### EXERCISE:
Find each line containing the string "session". Copy it.

### PROVIDED DATA:
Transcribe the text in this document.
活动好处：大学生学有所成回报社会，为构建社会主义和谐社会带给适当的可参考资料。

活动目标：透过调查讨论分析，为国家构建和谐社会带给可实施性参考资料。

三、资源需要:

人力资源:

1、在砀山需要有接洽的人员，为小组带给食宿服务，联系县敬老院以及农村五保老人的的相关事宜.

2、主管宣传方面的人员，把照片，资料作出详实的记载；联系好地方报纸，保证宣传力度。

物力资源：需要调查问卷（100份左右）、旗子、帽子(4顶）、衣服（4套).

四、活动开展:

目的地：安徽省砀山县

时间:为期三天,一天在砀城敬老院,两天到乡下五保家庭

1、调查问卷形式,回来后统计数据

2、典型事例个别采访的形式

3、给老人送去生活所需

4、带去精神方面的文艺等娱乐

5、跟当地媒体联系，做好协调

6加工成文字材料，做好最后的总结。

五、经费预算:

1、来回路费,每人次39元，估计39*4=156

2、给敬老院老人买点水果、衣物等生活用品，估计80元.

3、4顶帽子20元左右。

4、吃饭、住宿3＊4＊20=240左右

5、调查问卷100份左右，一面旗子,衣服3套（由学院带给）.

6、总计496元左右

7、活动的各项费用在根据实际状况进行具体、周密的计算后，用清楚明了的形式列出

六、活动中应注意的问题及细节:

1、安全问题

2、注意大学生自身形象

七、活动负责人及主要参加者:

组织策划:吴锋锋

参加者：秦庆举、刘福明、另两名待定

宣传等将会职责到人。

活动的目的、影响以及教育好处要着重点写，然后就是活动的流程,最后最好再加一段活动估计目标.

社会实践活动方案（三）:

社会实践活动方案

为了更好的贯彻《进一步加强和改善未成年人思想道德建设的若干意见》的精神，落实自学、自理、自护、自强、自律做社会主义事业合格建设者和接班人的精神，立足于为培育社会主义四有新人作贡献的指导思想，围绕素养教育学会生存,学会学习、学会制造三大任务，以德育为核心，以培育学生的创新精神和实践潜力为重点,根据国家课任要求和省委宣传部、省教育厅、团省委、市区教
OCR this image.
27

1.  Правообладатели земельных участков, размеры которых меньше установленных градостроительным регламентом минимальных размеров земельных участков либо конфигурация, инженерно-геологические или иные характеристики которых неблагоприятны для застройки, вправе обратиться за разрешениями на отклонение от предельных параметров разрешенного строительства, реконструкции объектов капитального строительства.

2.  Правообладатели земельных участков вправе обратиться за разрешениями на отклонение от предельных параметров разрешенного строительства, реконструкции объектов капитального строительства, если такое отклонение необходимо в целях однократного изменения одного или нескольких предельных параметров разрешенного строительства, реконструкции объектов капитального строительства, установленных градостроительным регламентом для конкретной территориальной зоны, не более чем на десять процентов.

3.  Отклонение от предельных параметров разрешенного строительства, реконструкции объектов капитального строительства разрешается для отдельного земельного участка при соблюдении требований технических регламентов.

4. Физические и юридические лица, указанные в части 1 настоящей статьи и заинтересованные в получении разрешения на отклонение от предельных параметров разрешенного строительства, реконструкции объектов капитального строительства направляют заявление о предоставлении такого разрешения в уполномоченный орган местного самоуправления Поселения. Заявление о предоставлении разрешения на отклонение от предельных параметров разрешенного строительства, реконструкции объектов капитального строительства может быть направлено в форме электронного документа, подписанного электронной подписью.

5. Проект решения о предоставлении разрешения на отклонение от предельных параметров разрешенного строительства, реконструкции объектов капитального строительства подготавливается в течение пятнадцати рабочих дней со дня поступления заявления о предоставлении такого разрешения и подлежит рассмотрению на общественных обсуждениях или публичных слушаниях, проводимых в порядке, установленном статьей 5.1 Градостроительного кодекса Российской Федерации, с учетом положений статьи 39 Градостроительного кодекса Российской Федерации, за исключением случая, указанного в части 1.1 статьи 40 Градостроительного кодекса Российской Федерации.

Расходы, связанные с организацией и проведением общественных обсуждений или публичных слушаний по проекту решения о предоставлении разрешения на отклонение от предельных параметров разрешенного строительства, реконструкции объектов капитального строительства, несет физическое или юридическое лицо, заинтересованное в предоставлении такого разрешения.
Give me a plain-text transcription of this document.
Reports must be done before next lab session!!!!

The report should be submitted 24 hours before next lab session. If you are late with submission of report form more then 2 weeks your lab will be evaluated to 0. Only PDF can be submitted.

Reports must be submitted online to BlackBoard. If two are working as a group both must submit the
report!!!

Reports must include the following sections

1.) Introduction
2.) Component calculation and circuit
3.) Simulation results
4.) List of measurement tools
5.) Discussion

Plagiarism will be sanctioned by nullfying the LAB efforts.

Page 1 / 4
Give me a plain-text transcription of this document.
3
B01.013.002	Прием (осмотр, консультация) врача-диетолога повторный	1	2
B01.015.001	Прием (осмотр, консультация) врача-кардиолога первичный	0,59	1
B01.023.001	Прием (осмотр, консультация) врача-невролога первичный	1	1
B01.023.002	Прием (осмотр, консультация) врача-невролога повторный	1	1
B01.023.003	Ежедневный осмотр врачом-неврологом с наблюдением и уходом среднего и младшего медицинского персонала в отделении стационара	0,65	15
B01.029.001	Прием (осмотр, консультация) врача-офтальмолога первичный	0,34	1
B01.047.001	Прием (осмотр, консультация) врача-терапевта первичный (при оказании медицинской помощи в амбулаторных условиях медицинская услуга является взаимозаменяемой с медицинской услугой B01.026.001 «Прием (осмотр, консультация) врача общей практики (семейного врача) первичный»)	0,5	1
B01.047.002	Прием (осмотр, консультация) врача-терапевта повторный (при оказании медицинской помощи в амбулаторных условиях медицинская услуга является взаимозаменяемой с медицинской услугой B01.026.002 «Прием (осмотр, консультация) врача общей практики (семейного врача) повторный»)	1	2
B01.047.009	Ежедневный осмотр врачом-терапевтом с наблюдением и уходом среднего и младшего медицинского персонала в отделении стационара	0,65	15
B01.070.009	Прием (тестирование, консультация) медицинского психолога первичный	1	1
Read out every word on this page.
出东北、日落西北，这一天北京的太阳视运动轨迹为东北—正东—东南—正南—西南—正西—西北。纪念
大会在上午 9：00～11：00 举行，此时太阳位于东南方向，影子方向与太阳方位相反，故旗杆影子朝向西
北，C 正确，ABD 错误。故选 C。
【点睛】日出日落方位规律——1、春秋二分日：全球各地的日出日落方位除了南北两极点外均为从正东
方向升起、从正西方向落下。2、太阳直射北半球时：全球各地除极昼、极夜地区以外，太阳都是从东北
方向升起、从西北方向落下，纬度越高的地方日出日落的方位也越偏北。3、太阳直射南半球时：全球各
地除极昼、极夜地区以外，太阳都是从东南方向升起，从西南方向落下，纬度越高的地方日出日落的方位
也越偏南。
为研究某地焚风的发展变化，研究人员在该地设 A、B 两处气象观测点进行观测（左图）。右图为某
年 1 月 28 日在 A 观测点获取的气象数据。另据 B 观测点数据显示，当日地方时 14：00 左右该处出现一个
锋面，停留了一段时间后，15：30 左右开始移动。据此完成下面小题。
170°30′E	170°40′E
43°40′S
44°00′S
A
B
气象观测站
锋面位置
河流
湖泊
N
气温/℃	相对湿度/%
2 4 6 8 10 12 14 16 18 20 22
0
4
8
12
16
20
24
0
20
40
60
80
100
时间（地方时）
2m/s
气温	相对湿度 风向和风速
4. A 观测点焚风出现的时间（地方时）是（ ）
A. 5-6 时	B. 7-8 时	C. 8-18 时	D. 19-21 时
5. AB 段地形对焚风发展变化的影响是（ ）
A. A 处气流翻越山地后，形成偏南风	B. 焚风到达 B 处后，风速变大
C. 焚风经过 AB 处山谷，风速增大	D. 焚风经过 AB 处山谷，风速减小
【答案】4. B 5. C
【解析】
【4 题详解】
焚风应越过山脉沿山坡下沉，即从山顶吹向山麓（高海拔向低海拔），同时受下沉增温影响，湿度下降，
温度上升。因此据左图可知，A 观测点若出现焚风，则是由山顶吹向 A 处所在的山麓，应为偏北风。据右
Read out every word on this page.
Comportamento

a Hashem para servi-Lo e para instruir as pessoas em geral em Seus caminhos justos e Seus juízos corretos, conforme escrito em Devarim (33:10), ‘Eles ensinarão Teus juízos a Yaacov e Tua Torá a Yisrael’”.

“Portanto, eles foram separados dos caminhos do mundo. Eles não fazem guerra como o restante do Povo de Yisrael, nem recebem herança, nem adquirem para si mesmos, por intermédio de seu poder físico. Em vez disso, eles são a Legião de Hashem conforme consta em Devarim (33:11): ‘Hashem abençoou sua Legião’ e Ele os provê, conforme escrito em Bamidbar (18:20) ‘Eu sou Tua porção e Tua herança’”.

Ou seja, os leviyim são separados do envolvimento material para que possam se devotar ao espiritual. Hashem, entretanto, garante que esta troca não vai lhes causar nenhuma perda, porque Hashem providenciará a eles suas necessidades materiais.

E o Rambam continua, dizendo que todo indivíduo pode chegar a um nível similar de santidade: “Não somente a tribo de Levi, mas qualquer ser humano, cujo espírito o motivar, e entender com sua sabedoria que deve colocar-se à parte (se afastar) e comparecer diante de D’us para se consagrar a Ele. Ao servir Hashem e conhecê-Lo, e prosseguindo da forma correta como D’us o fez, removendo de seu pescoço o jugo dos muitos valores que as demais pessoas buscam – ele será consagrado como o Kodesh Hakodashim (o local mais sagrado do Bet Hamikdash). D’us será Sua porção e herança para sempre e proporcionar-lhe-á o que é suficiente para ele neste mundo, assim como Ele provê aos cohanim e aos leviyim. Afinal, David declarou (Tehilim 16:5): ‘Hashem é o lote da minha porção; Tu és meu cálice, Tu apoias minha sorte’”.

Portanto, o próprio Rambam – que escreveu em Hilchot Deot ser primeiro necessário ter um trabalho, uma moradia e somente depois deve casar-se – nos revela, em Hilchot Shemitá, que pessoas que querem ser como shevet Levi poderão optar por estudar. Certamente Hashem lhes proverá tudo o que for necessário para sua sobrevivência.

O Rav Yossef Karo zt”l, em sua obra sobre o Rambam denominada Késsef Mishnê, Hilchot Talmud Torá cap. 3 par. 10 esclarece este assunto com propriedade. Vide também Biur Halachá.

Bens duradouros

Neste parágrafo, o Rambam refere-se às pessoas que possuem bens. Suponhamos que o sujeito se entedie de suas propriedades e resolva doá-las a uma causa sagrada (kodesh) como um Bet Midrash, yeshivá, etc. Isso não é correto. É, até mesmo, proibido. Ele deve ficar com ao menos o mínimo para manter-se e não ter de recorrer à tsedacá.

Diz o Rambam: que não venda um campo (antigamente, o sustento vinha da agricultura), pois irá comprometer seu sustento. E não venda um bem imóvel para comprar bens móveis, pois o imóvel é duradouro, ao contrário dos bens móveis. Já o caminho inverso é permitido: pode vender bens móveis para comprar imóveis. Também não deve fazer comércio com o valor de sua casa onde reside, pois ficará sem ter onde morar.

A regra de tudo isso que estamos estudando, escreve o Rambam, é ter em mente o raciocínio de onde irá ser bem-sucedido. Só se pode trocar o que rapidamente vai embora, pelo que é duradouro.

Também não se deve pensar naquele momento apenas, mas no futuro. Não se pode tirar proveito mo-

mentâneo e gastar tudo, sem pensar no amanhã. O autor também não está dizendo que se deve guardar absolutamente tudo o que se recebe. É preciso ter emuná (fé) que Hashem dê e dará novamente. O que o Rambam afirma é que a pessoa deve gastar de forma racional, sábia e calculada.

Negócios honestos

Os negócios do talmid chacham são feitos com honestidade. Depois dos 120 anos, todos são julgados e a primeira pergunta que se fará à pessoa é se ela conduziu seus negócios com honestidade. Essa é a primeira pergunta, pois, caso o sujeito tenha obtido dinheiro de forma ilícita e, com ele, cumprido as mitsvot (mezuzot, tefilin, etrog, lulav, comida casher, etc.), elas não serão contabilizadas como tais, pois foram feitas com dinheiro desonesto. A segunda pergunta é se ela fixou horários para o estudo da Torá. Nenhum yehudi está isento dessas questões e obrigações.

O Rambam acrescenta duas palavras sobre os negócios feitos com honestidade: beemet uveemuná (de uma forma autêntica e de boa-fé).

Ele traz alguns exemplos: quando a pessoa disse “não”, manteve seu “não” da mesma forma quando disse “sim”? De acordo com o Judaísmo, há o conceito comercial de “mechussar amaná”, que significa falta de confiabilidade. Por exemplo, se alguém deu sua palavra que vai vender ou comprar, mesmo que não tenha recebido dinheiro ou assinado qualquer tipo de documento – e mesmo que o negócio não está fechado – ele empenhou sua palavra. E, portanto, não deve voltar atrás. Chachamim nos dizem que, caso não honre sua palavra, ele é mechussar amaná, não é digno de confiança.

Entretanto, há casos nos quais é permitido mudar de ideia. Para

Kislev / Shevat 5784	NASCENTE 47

### EXERCISE RESULT:
Reports must be done before next lab session!!!!
The report should be submitted 24 hours before next lab session. If you are late with submission of report form more then 2 weeks your lab will be evaluated to 0. Only PDF can be submitted.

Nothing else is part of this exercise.